● **Aim of the exercise**
Can you transcribe the data exactly? Leave the pictures out.

[Extracted data entries]
---

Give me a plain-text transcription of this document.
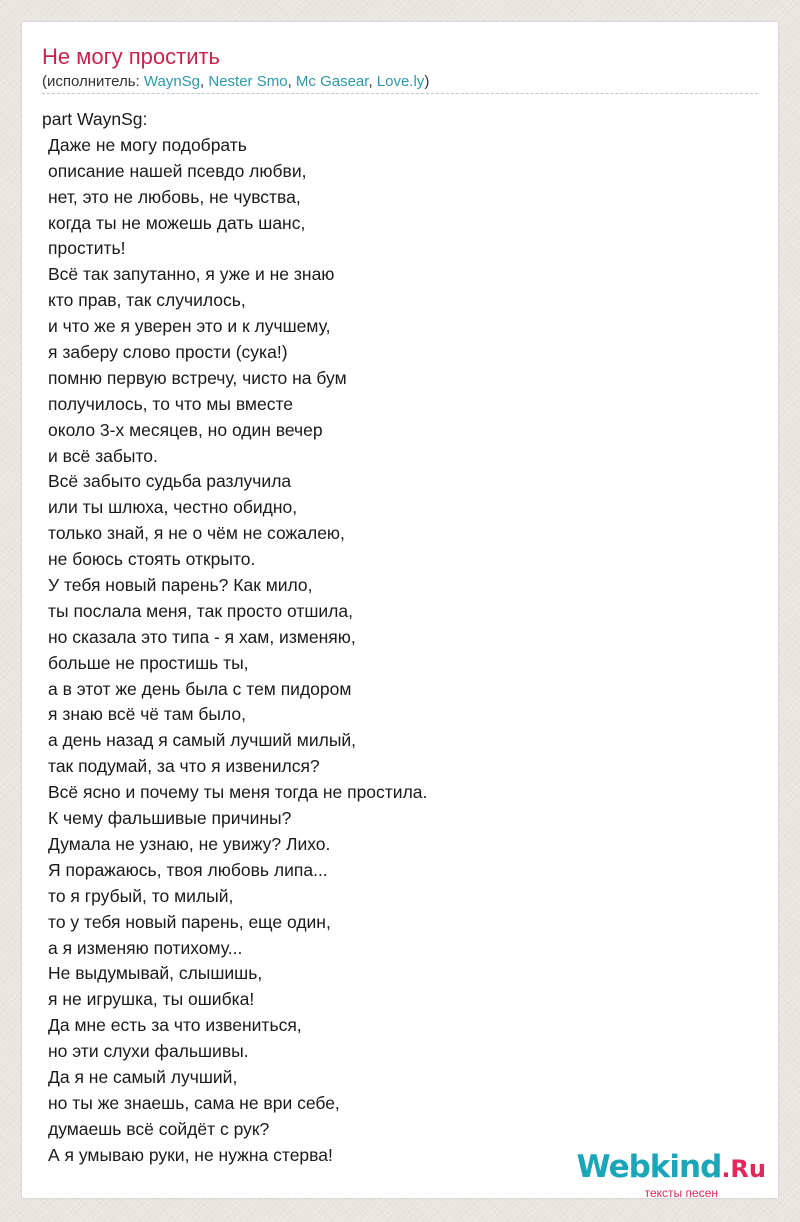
Не могу простить
(исполнитель: WaynSg, Nester Smo, Mc Gasear, Love.ly)
part WaynSg:
Даже не могу подобрать
описание нашей псевдо любви,
нет, это не любовь, не чувства,
когда ты не можешь дать шанс,
простить!
Всё так запутанно, я уже и не знаю
кто прав, так случилось,
и что же я уверен это и к лучшему,
я заберу слово прости (сука!)
помню первую встречу, чисто на бум
получилось, то что мы вместе
около 3-х месяцев, но один вечер
и всё забыто.
Всё забыто судьба разлучила
или ты шлюха, честно обидно,
только знай, я не о чём не сожалею,
не боюсь стоять открыто.
У тебя новый парень? Как мило,
ты послала меня, так просто отшила,
но сказала это типа - я хам, изменяю,
больше не простишь ты,
а в этот же день была с тем пидором
я знаю всё чё там было,
а день назад я самый лучший милый,
так подумай, за что я извенился?
Всё ясно и почему ты меня тогда не простила.
К чему фальшивые причины?
Думала не узнаю, не увижу? Лихо.
Я поражаюсь, твоя любовь липа...
то я грубый, то милый,
то у тебя новый парень, еще один,
а я изменяю потихому...
Не выдумывай, слышишь,
я не игрушка, ты ошибка!
Да мне есть за что извениться,
но эти слухи фальшивы.
Да я не самый лучший,
но ты же знаешь, сама не ври себе,
думаешь всё сойдёт с рук?
А я умываю руки, не нужна стерва!	Webkind.Ru
тексты песен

---

● **Result of the exercise**
Give me a plain-text transcription of this document.
Не могу простить
(исполнитель: WaynSg, Nester Smo, Mc Gasear, Love.ly)
part WaynSg:
Даже не могу подобрать
описание нашей псевдо любви,
нет, это не любовь, не чувства,
когда ты не можешь дать шанс,
простить!
Всё так запутанно, я уже и не знаю
кто прав, так случилось,
и что же я уверен это и к лучшему,
я заберу слово прости (сука!)
помню первую встречу, чисто на бум
получилось, то что мы вместе
около 3-х месяцев, но один вечер
и всё забыто.
Всё забыто судьба разлучила
или ты шлюха, честно обидно,
только знай, я не о чём не сожалею,
не боюсь стоять открыто.
У тебя новый парень? Как мило,
ты послала меня, так просто отшила,
но сказала это типа - я хам, изменяю,
больше не простишь ты,
а в этот же день была с тем пидором
я знаю всё чё там было,
а день назад я самый лучший милый,
так подумай, за что я извенился?
Всё ясно и почему ты меня тогда не простила.
К чему фальшивые причины?
Думала не узнаю, не увижу? Лихо.
Я поражаюсь, твоя любовь липа...
то я грубый, то милый,
то у тебя новый парень, еще один,
а я изменяю потихому...
Не выдумывай, слышишь,
я не игрушка, ты ошибка!
Да мне есть за что извениться,
но эти слухи фальшивы.
Да я не самый лучший,
но ты же знаешь, сама не ври себе,
думаешь всё сойдёт с рук?
А я умываю руки, не нужна стерва!	Webkind.Ru
тексты песен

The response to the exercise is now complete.